Quote all entries in full, exactly.

Saved data entries:
-*-

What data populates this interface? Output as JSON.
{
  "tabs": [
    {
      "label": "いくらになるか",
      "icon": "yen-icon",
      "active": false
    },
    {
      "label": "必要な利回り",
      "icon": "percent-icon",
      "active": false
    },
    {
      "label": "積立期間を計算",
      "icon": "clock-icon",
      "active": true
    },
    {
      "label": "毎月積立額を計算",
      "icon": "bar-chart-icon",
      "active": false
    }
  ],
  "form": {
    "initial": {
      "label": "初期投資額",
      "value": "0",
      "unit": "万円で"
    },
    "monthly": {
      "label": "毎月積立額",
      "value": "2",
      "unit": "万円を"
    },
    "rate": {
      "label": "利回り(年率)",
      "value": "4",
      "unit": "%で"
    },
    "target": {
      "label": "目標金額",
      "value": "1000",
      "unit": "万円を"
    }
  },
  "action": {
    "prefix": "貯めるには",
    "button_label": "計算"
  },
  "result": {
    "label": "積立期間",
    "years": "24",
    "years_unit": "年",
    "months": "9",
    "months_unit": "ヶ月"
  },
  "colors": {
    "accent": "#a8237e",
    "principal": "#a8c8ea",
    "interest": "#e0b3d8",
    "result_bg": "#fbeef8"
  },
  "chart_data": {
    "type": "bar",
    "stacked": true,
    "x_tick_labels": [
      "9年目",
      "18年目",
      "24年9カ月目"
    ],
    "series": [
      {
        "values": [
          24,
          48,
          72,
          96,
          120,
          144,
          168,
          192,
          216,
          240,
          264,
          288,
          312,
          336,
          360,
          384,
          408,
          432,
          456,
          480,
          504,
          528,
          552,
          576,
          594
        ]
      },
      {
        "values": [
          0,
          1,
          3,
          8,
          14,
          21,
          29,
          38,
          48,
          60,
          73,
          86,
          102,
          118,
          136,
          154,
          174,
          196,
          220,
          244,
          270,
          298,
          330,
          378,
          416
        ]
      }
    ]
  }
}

-*-

### RESULT OF THE EXERCISE
What data populates this interface? Output as JSON.
{
  "tabs": [
    {
      "label": "いくらになるか",
      "icon": "yen-icon",
      "active": false
    },
    {
      "label": "必要な利回り",
      "icon": "percent-icon",
      "active": false
    },
    {
      "label": "積立期間を計算",
      "icon": "clock-icon",
      "active": true
    },
    {
      "label": "毎月積立額を計算",
      "icon": "bar-chart-icon",
      "active": false
    }
  ],
  "form": {
    "initial": {
      "label": "初期投資額",
      "value": "0",
      "unit": "万円で"
    },
    "monthly": {
      "label": "毎月積立額",
      "value": "2",
      "unit": "万円を"
    },
    "rate": {
      "label": "利回り(年率)",
      "value": "4",
      "unit": "%で"
    },
    "target": {
      "label": "目標金額",
      "value": "1000",
      "unit": "万円を"
    }
  },
  "action": {
    "prefix": "貯めるには",
    "button_label": "計算"
  },
  "result": {
    "label": "積立期間",
    "years": "24",
    "years_unit": "年",
    "months": "9",
    "months_unit": "ヶ月"
  },
  "colors": {
    "accent": "#a8237e",
    "principal": "#a8c8ea",
    "interest": "#e0b3d8",
    "result_bg": "#fbeef8"
  },
  "chart_data": {
    "type": "bar",
    "stacked": true,
    "x_tick_labels": [
      "9年目",
      "18年目",
      "24年9カ月目"
    ],
    "series": [
      {
        "values": [
          24,
          48,
          72,
          96,
          120,
          144,
          168,
          192,
          216,
          240,
          264,
          288,
          312,
          336,
          360,
          384,
          408,
          432,
          456,
          480,
          504,
          528,
          552,
          576,
          594
        ]
      },
      {
        "values": [
          0,
          1,
          3,
          8,
          14,
          21,
          29,
          38,
          48,
          60,
          73,
          86,
          102,
          118,
          136,
          154,
          174,
          196,
          220,
          244,
          270,
          298,
          330,
          378,
          416
        ]
      }
    ]
  }
}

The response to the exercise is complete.